## INSTRUCTIONS FOR THE TASK
Transcribe each entry below exactly. Pictures do not go in the copy.

------ TASK DATA

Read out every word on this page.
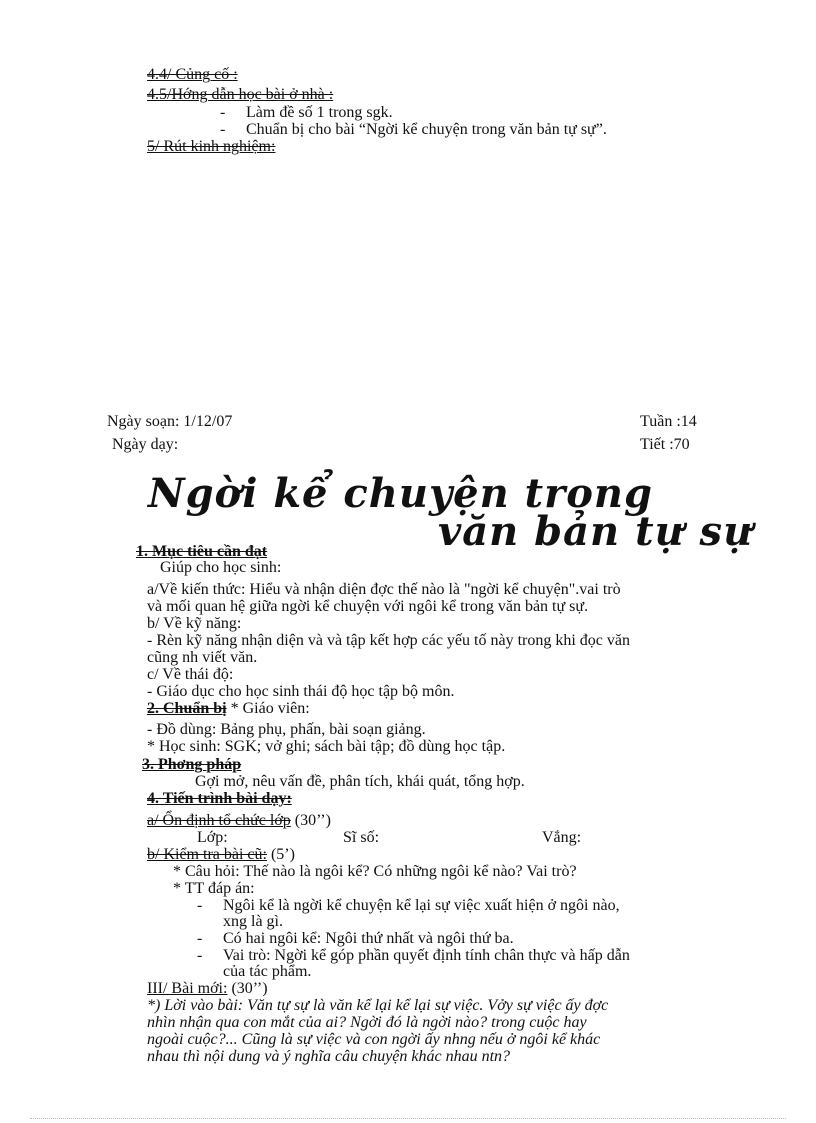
4.4/ Củng cố :
4.5/Hớng dẫn học bài ở nhà :
- Làm đề số 1 trong sgk.
- Chuẩn bị cho bài “Ngời kể chuyện trong văn bản tự sự”.
5/ Rút kinh nghiệm:
Ngày soạn: 1/12/07	Tuần :14
Ngày dạy:	Tiết :70
Ngời kể chuyện trong
văn bản tự sự
1. Mục tiêu cần đạt
Giúp cho học sinh:
a/Về kiến thức: Hiểu và nhận diện đợc thế nào là "ngời kể chuyện".vai trò
và mối quan hệ giữa ngời kể chuyện với ngôi kể trong văn bản tự sự.
b/ Về kỹ năng:
- Rèn kỹ năng nhận diện và và tập kết hợp các yếu tố này trong khi đọc văn
cũng nh viết văn.
c/ Về thái độ:
- Giáo dục cho học sinh thái độ học tập bộ môn.
2. Chuẩn bị * Giáo viên:
- Đồ dùng: Bảng phụ, phấn, bài soạn giảng.
* Học sinh: SGK; vở ghi; sách bài tập; đồ dùng học tập.
3. Phơng pháp
Gợi mở, nêu vấn đề, phân tích, khái quát, tổng hợp.
4. Tiến trình bài dạy:
a/ Ổn định tổ chức lớp (30’’)
Lớp:	Sĩ số:	Vắng:
b/ Kiểm tra bài cũ: (5’)
* Câu hỏi: Thế nào là ngôi kể? Có những ngôi kể nào? Vai trò?
* TT đáp án:
- Ngôi kể là ngời kể chuyện kể lại sự việc xuất hiện ở ngôi nào,
xng là gì.
- Có hai ngôi kể: Ngôi thứ nhất và ngôi thứ ba.
- Vai trò: Ngời kể góp phần quyết định tính chân thực và hấp dẫn
của tác phẩm.
III/ Bài mới: (30’’)
*) Lời vào bài: Văn tự sự là văn kể lại kể lại sự việc. Vởy sự việc ấy đợc
nhìn nhận qua con mắt của ai? Ngời đó là ngời nào? trong cuộc hay
ngoài cuộc?... Cũng là sự việc và con ngời ấy nhng nếu ở ngôi kể khác
nhau thì nội dung và ý nghĩa câu chuyện khác nhau ntn?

------------

## TASK RESULT
Read out every word on this page.
4.4/ Củng cố :
4.5/Hớng dẫn học bài ở nhà :
- Làm đề số 1 trong sgk.
- Chuẩn bị cho bài “Ngời kể chuyện trong văn bản tự sự”.
5/ Rút kinh nghiệm:
Ngày soạn: 1/12/07	Tuần :14
Ngày dạy:	Tiết :70
Ngời kể chuyện trong
văn bản tự sự
1. Mục tiêu cần đạt
Giúp cho học sinh:
a/Về kiến thức: Hiểu và nhận diện đợc thế nào là "ngời kể chuyện".vai trò
và mối quan hệ giữa ngời kể chuyện với ngôi kể trong văn bản tự sự.
b/ Về kỹ năng:
- Rèn kỹ năng nhận diện và và tập kết hợp các yếu tố này trong khi đọc văn
cũng nh viết văn.
c/ Về thái độ:
- Giáo dục cho học sinh thái độ học tập bộ môn.
2. Chuẩn bị * Giáo viên:
- Đồ dùng: Bảng phụ, phấn, bài soạn giảng.
* Học sinh: SGK; vở ghi; sách bài tập; đồ dùng học tập.
3. Phơng pháp
Gợi mở, nêu vấn đề, phân tích, khái quát, tổng hợp.
4. Tiến trình bài dạy:
a/ Ổn định tổ chức lớp (30’’)
Lớp:	Sĩ số:	Vắng:
b/ Kiểm tra bài cũ: (5’)
* Câu hỏi: Thế nào là ngôi kể? Có những ngôi kể nào? Vai trò?
* TT đáp án:
- Ngôi kể là ngời kể chuyện kể lại sự việc xuất hiện ở ngôi nào,
xng là gì.
- Có hai ngôi kể: Ngôi thứ nhất và ngôi thứ ba.
- Vai trò: Ngời kể góp phần quyết định tính chân thực và hấp dẫn
của tác phẩm.
III/ Bài mới: (30’’)
*) Lời vào bài: Văn tự sự là văn kể lại kể lại sự việc. Vởy sự việc ấy đợc
nhìn nhận qua con mắt của ai? Ngời đó là ngời nào? trong cuộc hay
ngoài cuộc?... Cũng là sự việc và con ngời ấy nhng nếu ở ngôi kể khác
nhau thì nội dung và ý nghĩa câu chuyện khác nhau ntn?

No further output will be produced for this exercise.